▶ [Requirement]:
Can you rewrite the rows from the start of the records through the line containing "toc-entry-title: 肺宁系列产品的国内外现状 bbox=[246, 369, 655, 394]", changing "toc-leader-dots" to "toc-dot-leader" and leaving everything else as it is?

-- START --

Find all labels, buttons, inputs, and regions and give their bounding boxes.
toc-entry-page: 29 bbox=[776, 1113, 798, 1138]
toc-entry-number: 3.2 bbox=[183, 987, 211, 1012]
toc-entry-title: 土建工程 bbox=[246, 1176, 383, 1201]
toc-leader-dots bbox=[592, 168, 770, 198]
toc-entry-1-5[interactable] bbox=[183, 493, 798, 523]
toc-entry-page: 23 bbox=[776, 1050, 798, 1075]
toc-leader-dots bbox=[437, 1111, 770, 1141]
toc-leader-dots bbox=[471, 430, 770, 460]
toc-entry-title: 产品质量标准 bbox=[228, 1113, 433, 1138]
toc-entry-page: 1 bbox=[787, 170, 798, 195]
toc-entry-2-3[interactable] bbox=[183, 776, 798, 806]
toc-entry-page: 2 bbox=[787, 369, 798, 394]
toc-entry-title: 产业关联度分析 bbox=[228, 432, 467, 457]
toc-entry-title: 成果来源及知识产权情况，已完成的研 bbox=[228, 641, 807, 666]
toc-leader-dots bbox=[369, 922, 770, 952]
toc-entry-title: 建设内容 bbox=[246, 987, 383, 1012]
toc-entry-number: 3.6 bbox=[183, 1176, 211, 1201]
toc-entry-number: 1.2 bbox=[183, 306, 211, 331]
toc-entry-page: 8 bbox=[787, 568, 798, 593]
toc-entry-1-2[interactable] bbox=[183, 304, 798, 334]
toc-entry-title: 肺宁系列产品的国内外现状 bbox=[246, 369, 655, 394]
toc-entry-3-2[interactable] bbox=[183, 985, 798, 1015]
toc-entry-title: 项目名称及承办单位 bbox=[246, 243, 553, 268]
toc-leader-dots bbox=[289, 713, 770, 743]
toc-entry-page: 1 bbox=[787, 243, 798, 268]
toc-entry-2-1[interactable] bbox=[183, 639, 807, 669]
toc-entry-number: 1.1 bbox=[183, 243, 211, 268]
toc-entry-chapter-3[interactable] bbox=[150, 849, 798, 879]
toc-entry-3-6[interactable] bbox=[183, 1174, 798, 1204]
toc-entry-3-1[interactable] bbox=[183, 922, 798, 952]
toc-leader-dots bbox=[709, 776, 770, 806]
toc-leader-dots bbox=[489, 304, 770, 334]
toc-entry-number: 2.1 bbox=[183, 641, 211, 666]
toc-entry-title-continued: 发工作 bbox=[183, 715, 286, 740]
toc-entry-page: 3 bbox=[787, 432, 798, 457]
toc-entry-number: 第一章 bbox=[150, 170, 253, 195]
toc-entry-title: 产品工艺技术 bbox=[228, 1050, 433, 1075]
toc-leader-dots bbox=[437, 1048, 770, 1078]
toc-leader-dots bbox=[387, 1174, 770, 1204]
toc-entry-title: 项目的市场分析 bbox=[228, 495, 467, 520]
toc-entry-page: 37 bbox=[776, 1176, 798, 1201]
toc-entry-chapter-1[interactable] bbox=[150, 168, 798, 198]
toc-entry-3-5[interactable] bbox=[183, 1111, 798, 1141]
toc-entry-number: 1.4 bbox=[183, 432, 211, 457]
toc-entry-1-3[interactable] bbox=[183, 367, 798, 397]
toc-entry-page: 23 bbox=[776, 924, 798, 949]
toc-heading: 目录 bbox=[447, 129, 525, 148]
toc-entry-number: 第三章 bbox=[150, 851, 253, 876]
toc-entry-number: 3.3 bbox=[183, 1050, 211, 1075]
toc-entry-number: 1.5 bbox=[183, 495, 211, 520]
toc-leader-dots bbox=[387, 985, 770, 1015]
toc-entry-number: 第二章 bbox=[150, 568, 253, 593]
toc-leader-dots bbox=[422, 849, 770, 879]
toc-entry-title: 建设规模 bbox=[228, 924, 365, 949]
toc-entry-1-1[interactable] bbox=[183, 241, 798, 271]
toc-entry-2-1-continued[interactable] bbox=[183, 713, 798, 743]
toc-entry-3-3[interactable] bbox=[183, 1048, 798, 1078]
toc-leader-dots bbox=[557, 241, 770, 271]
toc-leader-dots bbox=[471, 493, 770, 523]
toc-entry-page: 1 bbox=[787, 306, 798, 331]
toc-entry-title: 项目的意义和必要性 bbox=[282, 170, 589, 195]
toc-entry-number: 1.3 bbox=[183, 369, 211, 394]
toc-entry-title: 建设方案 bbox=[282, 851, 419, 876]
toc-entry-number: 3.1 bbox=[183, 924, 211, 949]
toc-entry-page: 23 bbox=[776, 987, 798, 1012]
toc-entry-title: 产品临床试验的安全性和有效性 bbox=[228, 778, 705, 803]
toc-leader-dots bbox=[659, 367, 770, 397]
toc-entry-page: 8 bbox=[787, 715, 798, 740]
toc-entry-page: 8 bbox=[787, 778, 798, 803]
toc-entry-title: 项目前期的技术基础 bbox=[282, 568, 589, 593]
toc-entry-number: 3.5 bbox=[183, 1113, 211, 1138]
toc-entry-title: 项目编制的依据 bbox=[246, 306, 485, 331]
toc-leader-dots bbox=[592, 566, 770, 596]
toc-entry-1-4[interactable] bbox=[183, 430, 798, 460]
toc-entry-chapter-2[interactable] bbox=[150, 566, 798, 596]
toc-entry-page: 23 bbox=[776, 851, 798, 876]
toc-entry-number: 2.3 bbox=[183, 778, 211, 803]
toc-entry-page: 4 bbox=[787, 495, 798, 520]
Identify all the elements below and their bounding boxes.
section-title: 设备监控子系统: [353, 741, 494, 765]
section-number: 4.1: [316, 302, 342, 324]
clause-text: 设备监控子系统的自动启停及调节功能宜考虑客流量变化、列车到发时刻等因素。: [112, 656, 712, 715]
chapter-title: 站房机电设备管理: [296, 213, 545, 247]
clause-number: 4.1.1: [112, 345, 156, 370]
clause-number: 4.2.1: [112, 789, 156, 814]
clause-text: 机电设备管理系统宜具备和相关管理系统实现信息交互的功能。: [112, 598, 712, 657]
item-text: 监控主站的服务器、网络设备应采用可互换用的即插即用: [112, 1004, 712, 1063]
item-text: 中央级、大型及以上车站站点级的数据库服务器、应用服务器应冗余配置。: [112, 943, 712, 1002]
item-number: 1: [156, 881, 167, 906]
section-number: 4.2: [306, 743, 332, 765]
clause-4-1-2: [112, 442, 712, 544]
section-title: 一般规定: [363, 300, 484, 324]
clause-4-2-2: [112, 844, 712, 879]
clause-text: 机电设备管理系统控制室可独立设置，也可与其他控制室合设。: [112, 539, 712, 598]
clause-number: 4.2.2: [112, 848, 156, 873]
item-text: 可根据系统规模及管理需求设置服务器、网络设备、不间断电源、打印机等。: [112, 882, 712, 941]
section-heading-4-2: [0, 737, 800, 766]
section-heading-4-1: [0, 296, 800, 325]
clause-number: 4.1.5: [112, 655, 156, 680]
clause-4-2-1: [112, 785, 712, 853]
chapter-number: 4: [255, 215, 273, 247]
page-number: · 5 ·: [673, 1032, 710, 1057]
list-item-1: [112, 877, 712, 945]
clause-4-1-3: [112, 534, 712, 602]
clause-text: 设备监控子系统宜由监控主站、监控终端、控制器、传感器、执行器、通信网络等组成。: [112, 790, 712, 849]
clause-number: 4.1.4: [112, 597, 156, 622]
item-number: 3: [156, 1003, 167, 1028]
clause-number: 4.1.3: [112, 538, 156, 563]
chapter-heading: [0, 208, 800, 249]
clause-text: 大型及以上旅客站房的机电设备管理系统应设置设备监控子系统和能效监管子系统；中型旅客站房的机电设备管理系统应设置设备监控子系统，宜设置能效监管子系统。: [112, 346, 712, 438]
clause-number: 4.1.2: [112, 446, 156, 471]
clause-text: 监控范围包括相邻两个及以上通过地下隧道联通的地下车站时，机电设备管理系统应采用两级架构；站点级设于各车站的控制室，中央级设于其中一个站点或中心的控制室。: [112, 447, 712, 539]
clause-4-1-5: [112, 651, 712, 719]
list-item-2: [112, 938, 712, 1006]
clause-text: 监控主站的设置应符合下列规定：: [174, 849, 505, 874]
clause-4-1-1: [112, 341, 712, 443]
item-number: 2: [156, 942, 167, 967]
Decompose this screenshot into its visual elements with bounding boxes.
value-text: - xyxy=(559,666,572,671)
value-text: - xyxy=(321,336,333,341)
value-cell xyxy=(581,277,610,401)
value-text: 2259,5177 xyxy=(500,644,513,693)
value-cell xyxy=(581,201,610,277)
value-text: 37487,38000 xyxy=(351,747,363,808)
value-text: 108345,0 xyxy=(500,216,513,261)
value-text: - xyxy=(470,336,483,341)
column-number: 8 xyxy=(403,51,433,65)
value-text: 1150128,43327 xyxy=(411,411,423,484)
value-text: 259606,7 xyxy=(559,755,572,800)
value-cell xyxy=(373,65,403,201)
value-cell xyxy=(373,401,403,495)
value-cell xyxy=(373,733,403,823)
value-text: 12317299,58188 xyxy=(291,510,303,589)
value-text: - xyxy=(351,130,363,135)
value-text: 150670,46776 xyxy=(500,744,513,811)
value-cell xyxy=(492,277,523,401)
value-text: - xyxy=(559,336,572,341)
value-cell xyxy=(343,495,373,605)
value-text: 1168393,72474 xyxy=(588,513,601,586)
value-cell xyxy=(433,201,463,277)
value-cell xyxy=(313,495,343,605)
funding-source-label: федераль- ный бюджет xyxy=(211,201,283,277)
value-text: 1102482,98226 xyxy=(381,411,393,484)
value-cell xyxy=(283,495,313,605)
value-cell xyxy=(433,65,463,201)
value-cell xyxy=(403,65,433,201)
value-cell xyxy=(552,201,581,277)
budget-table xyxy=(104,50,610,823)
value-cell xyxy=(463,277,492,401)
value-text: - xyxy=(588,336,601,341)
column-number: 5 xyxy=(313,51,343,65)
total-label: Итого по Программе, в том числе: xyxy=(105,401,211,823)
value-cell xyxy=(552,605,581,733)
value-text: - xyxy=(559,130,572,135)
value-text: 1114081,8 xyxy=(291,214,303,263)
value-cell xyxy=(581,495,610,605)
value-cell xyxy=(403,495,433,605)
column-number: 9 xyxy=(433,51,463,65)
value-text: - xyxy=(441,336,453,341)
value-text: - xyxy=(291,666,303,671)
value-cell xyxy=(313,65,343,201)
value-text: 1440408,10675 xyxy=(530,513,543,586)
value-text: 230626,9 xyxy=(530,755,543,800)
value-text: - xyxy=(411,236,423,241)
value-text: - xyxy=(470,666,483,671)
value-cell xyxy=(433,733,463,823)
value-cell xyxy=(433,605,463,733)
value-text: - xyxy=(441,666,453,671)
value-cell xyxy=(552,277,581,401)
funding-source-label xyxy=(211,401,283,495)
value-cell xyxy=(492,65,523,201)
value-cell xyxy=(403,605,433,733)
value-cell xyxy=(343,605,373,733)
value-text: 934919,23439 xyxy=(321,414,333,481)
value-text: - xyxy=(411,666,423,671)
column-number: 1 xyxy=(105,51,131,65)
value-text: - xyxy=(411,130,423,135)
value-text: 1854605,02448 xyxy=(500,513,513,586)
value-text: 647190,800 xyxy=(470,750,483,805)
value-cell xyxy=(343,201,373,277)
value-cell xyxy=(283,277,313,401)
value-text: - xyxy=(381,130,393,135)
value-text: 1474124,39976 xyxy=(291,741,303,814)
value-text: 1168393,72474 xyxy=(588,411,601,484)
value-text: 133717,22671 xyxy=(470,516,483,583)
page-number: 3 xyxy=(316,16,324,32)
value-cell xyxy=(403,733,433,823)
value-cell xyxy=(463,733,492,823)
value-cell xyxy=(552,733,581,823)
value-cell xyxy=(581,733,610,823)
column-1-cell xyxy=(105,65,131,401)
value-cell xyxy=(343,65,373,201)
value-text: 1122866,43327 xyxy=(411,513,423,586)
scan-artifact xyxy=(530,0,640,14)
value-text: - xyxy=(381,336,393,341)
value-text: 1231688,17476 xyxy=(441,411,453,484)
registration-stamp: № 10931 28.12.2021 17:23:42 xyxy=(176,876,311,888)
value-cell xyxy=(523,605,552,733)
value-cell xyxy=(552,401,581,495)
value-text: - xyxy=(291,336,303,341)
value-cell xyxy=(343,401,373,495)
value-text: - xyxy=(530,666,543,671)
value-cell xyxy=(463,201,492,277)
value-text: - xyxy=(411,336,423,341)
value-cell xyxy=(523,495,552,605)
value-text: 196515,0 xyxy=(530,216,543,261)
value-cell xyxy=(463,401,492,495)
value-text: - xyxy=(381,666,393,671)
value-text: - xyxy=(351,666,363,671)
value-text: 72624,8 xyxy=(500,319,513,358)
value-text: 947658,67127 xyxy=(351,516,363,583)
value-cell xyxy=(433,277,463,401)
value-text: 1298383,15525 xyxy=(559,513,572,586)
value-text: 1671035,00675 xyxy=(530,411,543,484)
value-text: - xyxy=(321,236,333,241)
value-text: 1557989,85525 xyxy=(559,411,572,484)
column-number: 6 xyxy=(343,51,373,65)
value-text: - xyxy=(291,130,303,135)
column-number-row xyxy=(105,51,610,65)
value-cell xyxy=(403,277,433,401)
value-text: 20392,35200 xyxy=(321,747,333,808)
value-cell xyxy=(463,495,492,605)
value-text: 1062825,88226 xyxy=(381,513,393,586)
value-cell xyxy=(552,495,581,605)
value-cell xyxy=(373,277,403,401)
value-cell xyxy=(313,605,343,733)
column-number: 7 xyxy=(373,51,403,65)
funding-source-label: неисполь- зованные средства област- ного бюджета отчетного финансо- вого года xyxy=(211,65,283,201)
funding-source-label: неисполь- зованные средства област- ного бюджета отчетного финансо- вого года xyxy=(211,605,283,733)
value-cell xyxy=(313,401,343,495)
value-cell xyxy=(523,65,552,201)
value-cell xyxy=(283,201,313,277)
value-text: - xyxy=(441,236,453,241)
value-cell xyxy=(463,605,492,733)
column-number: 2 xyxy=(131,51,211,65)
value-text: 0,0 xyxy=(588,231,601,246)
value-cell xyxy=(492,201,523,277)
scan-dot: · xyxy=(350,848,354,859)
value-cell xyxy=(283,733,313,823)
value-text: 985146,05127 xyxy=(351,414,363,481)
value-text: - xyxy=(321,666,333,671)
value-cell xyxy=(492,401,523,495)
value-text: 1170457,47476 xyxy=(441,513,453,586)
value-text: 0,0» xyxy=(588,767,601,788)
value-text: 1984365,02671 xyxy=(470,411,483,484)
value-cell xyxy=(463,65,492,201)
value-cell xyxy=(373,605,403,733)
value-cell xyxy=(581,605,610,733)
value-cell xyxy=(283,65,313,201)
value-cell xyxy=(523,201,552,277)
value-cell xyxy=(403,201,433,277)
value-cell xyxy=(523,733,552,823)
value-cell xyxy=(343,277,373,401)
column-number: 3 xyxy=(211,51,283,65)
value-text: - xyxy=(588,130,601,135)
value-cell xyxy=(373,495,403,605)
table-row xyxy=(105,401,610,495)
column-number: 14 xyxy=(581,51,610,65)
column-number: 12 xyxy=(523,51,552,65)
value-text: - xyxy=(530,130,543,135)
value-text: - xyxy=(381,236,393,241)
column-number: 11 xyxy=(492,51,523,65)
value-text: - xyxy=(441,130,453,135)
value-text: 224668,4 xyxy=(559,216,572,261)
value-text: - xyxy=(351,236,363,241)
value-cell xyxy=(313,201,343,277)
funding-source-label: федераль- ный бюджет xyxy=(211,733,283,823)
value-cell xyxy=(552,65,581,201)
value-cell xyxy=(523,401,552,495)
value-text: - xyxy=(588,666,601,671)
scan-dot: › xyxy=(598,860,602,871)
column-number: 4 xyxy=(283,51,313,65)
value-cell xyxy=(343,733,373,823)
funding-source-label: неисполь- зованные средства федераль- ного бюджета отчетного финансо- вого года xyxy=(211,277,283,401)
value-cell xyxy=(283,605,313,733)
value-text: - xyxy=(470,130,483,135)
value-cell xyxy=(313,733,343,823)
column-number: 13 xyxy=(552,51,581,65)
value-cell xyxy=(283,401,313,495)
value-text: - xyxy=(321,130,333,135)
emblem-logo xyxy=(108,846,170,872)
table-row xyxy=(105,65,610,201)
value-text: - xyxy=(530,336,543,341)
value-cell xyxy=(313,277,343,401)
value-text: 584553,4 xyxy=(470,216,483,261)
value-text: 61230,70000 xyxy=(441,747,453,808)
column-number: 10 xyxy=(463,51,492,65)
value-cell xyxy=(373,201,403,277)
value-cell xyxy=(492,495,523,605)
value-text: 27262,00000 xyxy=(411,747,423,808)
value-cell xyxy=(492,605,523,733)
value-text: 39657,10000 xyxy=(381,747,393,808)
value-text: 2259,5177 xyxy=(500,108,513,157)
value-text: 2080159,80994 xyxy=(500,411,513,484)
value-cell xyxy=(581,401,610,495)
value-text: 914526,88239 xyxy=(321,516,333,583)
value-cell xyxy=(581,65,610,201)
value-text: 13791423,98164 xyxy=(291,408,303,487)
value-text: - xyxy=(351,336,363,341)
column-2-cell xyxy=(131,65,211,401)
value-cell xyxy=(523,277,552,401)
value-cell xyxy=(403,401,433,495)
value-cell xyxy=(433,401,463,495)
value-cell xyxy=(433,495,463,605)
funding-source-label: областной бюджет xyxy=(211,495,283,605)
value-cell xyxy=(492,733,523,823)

-- END --

▶ [Reply]:
Find all labels, buttons, inputs, and regions and give their bounding boxes.
toc-entry-page: 29 bbox=[776, 1113, 798, 1138]
toc-entry-number: 3.2 bbox=[183, 987, 211, 1012]
toc-entry-title: 土建工程 bbox=[246, 1176, 383, 1201]
toc-dot-leader bbox=[592, 168, 770, 198]
toc-entry-1-5[interactable] bbox=[183, 493, 798, 523]
toc-entry-page: 23 bbox=[776, 1050, 798, 1075]
toc-dot-leader bbox=[437, 1111, 770, 1141]
toc-dot-leader bbox=[471, 430, 770, 460]
toc-entry-title: 产品质量标准 bbox=[228, 1113, 433, 1138]
toc-entry-page: 1 bbox=[787, 170, 798, 195]
toc-entry-2-3[interactable] bbox=[183, 776, 798, 806]
toc-entry-page: 2 bbox=[787, 369, 798, 394]
toc-entry-title: 产业关联度分析 bbox=[228, 432, 467, 457]
toc-entry-title: 成果来源及知识产权情况，已完成的研 bbox=[228, 641, 807, 666]
toc-dot-leader bbox=[369, 922, 770, 952]
toc-entry-title: 建设内容 bbox=[246, 987, 383, 1012]
toc-entry-number: 3.6 bbox=[183, 1176, 211, 1201]
toc-entry-number: 1.2 bbox=[183, 306, 211, 331]
toc-entry-page: 8 bbox=[787, 568, 798, 593]
toc-entry-1-2[interactable] bbox=[183, 304, 798, 334]
toc-entry-title: 肺宁系列产品的国内外现状 bbox=[246, 369, 655, 394]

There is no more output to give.